- _Page text_:
[78-L] inner sleeves on LPs
David Lennick
dlennick at sympatico.ca
Tue Oct 7 20:16:29 PDT 2008
We began collecting LPs in 1950 and were on the promo lists for a few record
companies by 1954. Seems to me that inner sleeves began to become standard at
that point, but in varying degrees. Capitol had them for ten-inch, I'm sure RCA
didn't, nor Columbia and Decca (probably never did for ten-inch..at least in
Canada). London gave you a paper sleeve AND an outer plastic sleeve which you
could use as an inner sleeve, and an oversized jacket that allowed room for the
extra thickness (and which is still too high for the average record shelf).
Angel always had inner sleeves, no? Was Angel also the first to offer "factory
sealed" albums?
Box sets had inner sleeves much earlier than single LPs. Columbia and Decca
used albums (like the old 78 ones), as did the labels they custom pressed like
Urania..seems to me RCA went immediately to box sets in 1950. By the mid 50s
Columbia and Decca were putting their album sets in sleeves, inside albums,
inside slipcases.

- _Supplied information_:

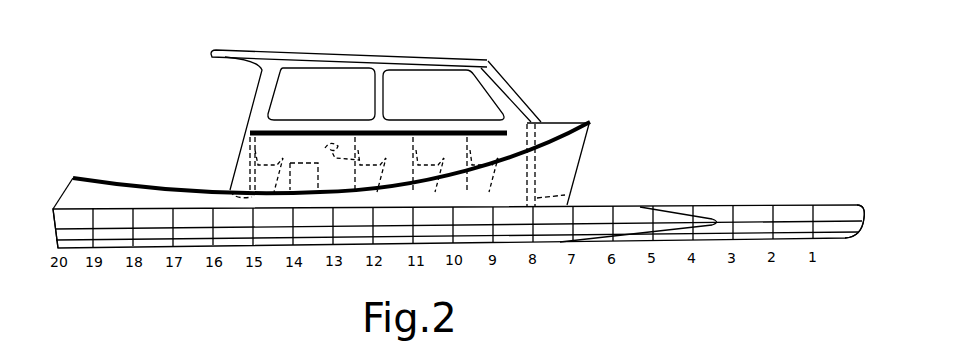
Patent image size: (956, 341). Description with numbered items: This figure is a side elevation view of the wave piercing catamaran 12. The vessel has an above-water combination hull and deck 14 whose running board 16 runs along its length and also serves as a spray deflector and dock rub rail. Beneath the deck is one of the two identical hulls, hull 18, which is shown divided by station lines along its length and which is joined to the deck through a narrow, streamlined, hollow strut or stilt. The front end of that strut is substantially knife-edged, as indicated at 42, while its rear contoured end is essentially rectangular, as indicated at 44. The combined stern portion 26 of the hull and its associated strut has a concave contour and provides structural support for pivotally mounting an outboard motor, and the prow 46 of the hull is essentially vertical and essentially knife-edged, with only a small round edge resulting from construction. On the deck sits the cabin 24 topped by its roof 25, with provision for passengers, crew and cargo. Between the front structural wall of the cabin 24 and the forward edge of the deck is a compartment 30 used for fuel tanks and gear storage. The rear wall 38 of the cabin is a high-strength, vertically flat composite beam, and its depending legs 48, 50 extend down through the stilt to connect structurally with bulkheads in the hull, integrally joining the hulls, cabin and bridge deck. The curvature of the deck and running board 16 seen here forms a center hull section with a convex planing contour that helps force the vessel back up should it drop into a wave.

- _Brief 1_:
Answer these from the post about inner sleeves on LPs:
(a) In what year did the collecting of LPs begin?
(b) What did London give besides a paper sleeve?
(c) Which label does the writer think went immediately to box sets in 1950?
- _Brief 2_:
Does each statement agree with the post about inner sleeves on LPs? Answer yes or no and quote the words that decide it.
(a) Capitol had inner sleeves for ten-inch LPs.
(b) Box sets got inner sleeves later than single LPs.
(c) London's oversized jacket fits on the average record shelf.
- _Brief 3_: Carry the post about inner sleeves on LPs forward from where it stops.
The material plays no part in what follows.

- _Written answer 1_:
(a) 1950.
(b) An outer plastic sleeve that could be used as an inner sleeve, and an oversized jacket with room for the extra thickness.
(c) RCA.

- _Written answer 2_:
(a) Yes: "Capitol had them for ten-inch"
(b) No: "Box sets had inner sleeves much earlier than single LPs."
(c) No: "which is still too high for the average record shelf"

- _Written answer 3_:
In general, "about 1954" seems to be the time for inner sleeves to become
widespread..most of the ones I see which appear to be original (the Decca
rounded plastic sleeve, the RCA with lists of New Orthophonic albums, the
Capitol ones with the pretty girl showing you how to insert it [so to speak]
and the various Columbia designs) seem to date from this point.
dl
Randy Watts wrote:
> When did record companies begin using inner sleeves with LPs? I don't think I've ever seen a 10-inch LP with a paper (or plastic) inner sleeve that wasn't a replacement.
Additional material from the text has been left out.